**DIRECTIVE**
Without the pictures, give the entries below again exactly as written.
##### PROVIDED DATA #####
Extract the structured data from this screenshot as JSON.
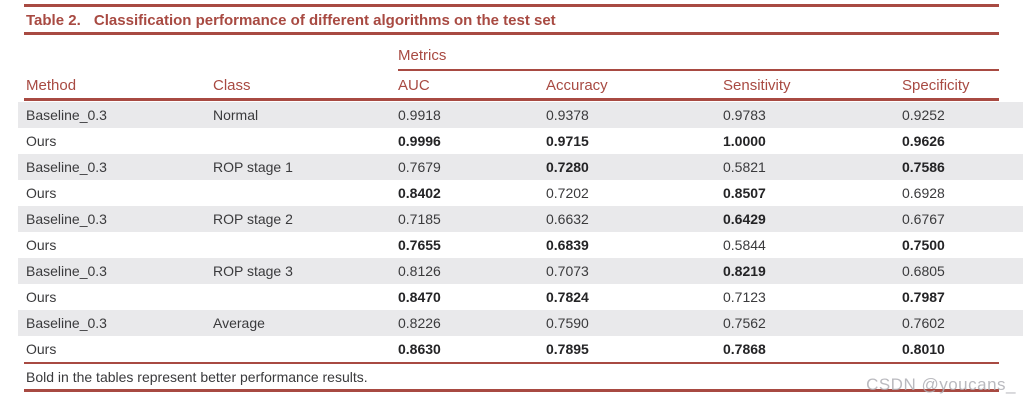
{
  "colors": {
    "accent": "#A84A42",
    "stripe": "#E9E9EB",
    "text": "#3A3A3C",
    "bold_text": "#242426",
    "watermark": "#AFAFB5"
  },
  "table": {
    "label": "Table 2.",
    "title": "Classification performance of different algorithms on the test set",
    "group_header": "Metrics",
    "columns": [
      "Method",
      "Class",
      "AUC",
      "Accuracy",
      "Sensitivity",
      "Specificity"
    ],
    "rows": [
      {
        "method": "Baseline_0.3",
        "class_label": "Normal",
        "values": [
          "0.9918",
          "0.9378",
          "0.9783",
          "0.9252"
        ],
        "bold": [
          false,
          false,
          false,
          false
        ]
      },
      {
        "method": "Ours",
        "class_label": "",
        "values": [
          "0.9996",
          "0.9715",
          "1.0000",
          "0.9626"
        ],
        "bold": [
          true,
          true,
          true,
          true
        ]
      },
      {
        "method": "Baseline_0.3",
        "class_label": "ROP stage 1",
        "values": [
          "0.7679",
          "0.7280",
          "0.5821",
          "0.7586"
        ],
        "bold": [
          false,
          true,
          false,
          true
        ]
      },
      {
        "method": "Ours",
        "class_label": "",
        "values": [
          "0.8402",
          "0.7202",
          "0.8507",
          "0.6928"
        ],
        "bold": [
          true,
          false,
          true,
          false
        ]
      },
      {
        "method": "Baseline_0.3",
        "class_label": "ROP stage 2",
        "values": [
          "0.7185",
          "0.6632",
          "0.6429",
          "0.6767"
        ],
        "bold": [
          false,
          false,
          true,
          false
        ]
      },
      {
        "method": "Ours",
        "class_label": "",
        "values": [
          "0.7655",
          "0.6839",
          "0.5844",
          "0.7500"
        ],
        "bold": [
          true,
          true,
          false,
          true
        ]
      },
      {
        "method": "Baseline_0.3",
        "class_label": "ROP stage 3",
        "values": [
          "0.8126",
          "0.7073",
          "0.8219",
          "0.6805"
        ],
        "bold": [
          false,
          false,
          true,
          false
        ]
      },
      {
        "method": "Ours",
        "class_label": "",
        "values": [
          "0.8470",
          "0.7824",
          "0.7123",
          "0.7987"
        ],
        "bold": [
          true,
          true,
          false,
          true
        ]
      },
      {
        "method": "Baseline_0.3",
        "class_label": "Average",
        "values": [
          "0.8226",
          "0.7590",
          "0.7562",
          "0.7602"
        ],
        "bold": [
          false,
          false,
          false,
          false
        ]
      },
      {
        "method": "Ours",
        "class_label": "",
        "values": [
          "0.8630",
          "0.7895",
          "0.7868",
          "0.8010"
        ],
        "bold": [
          true,
          true,
          true,
          true
        ]
      }
    ],
    "footnote": "Bold in the tables represent better performance results."
  },
  "watermark": "CSDN @youcans_"
}
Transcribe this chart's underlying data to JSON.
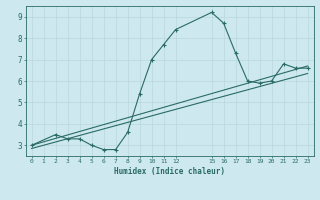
{
  "xlabel": "Humidex (Indice chaleur)",
  "bg_color": "#cde8ee",
  "grid_color": "#b8d8de",
  "line_color": "#2a6b64",
  "xlim": [
    -0.5,
    23.5
  ],
  "ylim": [
    2.5,
    9.5
  ],
  "xticks": [
    0,
    1,
    2,
    3,
    4,
    5,
    6,
    7,
    8,
    9,
    10,
    11,
    12,
    15,
    16,
    17,
    18,
    19,
    20,
    21,
    22,
    23
  ],
  "yticks": [
    3,
    4,
    5,
    6,
    7,
    8,
    9
  ],
  "line1_x": [
    0,
    2,
    3,
    4,
    5,
    6,
    7,
    8,
    9,
    10,
    11,
    12,
    15,
    16,
    17,
    18,
    19,
    20,
    21,
    22,
    23
  ],
  "line1_y": [
    3.0,
    3.5,
    3.3,
    3.3,
    3.0,
    2.8,
    2.8,
    3.6,
    5.4,
    7.0,
    7.7,
    8.4,
    9.2,
    8.7,
    7.3,
    6.0,
    5.9,
    6.0,
    6.8,
    6.6,
    6.6
  ],
  "line2_x": [
    0,
    23
  ],
  "line2_y": [
    3.0,
    6.7
  ],
  "line3_x": [
    0,
    23
  ],
  "line3_y": [
    2.85,
    6.35
  ]
}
#####
**ANSWER TO THIS TASK**
Extract the structured data from this screenshot as JSON.
{
  "colors": {
    "accent": "#A84A42",
    "stripe": "#E9E9EB",
    "text": "#3A3A3C",
    "bold_text": "#242426",
    "watermark": "#AFAFB5"
  },
  "table": {
    "label": "Table 2.",
    "title": "Classification performance of different algorithms on the test set",
    "group_header": "Metrics",
    "columns": [
      "Method",
      "Class",
      "AUC",
      "Accuracy",
      "Sensitivity",
      "Specificity"
    ],
    "rows": [
      {
        "method": "Baseline_0.3",
        "class_label": "Normal",
        "values": [
          "0.9918",
          "0.9378",
          "0.9783",
          "0.9252"
        ],
        "bold": [
          false,
          false,
          false,
          false
        ]
      },
      {
        "method": "Ours",
        "class_label": "",
        "values": [
          "0.9996",
          "0.9715",
          "1.0000",
          "0.9626"
        ],
        "bold": [
          true,
          true,
          true,
          true
        ]
      },
      {
        "method": "Baseline_0.3",
        "class_label": "ROP stage 1",
        "values": [
          "0.7679",
          "0.7280",
          "0.5821",
          "0.7586"
        ],
        "bold": [
          false,
          true,
          false,
          true
        ]
      },
      {
        "method": "Ours",
        "class_label": "",
        "values": [
          "0.8402",
          "0.7202",
          "0.8507",
          "0.6928"
        ],
        "bold": [
          true,
          false,
          true,
          false
        ]
      },
      {
        "method": "Baseline_0.3",
        "class_label": "ROP stage 2",
        "values": [
          "0.7185",
          "0.6632",
          "0.6429",
          "0.6767"
        ],
        "bold": [
          false,
          false,
          true,
          false
        ]
      },
      {
        "method": "Ours",
        "class_label": "",
        "values": [
          "0.7655",
          "0.6839",
          "0.5844",
          "0.7500"
        ],
        "bold": [
          true,
          true,
          false,
          true
        ]
      },
      {
        "method": "Baseline_0.3",
        "class_label": "ROP stage 3",
        "values": [
          "0.8126",
          "0.7073",
          "0.8219",
          "0.6805"
        ],
        "bold": [
          false,
          false,
          true,
          false
        ]
      },
      {
        "method": "Ours",
        "class_label": "",
        "values": [
          "0.8470",
          "0.7824",
          "0.7123",
          "0.7987"
        ],
        "bold": [
          true,
          true,
          false,
          true
        ]
      },
      {
        "method": "Baseline_0.3",
        "class_label": "Average",
        "values": [
          "0.8226",
          "0.7590",
          "0.7562",
          "0.7602"
        ],
        "bold": [
          false,
          false,
          false,
          false
        ]
      },
      {
        "method": "Ours",
        "class_label": "",
        "values": [
          "0.8630",
          "0.7895",
          "0.7868",
          "0.8010"
        ],
        "bold": [
          true,
          true,
          true,
          true
        ]
      }
    ],
    "footnote": "Bold in the tables represent better performance results."
  },
  "watermark": "CSDN @youcans_"
}
Transcribe this chart's underlying data to JSON.
{
  "xlabel": "Humidex (Indice chaleur)",
  "bg_color": "#cde8ee",
  "grid_color": "#b8d8de",
  "line_color": "#2a6b64",
  "xlim": [
    -0.5,
    23.5
  ],
  "ylim": [
    2.5,
    9.5
  ],
  "xticks": [
    0,
    1,
    2,
    3,
    4,
    5,
    6,
    7,
    8,
    9,
    10,
    11,
    12,
    15,
    16,
    17,
    18,
    19,
    20,
    21,
    22,
    23
  ],
  "yticks": [
    3,
    4,
    5,
    6,
    7,
    8,
    9
  ],
  "line1_x": [
    0,
    2,
    3,
    4,
    5,
    6,
    7,
    8,
    9,
    10,
    11,
    12,
    15,
    16,
    17,
    18,
    19,
    20,
    21,
    22,
    23
  ],
  "line1_y": [
    3.0,
    3.5,
    3.3,
    3.3,
    3.0,
    2.8,
    2.8,
    3.6,
    5.4,
    7.0,
    7.7,
    8.4,
    9.2,
    8.7,
    7.3,
    6.0,
    5.9,
    6.0,
    6.8,
    6.6,
    6.6
  ],
  "line2_x": [
    0,
    23
  ],
  "line2_y": [
    3.0,
    6.7
  ],
  "line3_x": [
    0,
    23
  ],
  "line3_y": [
    2.85,
    6.35
  ]
}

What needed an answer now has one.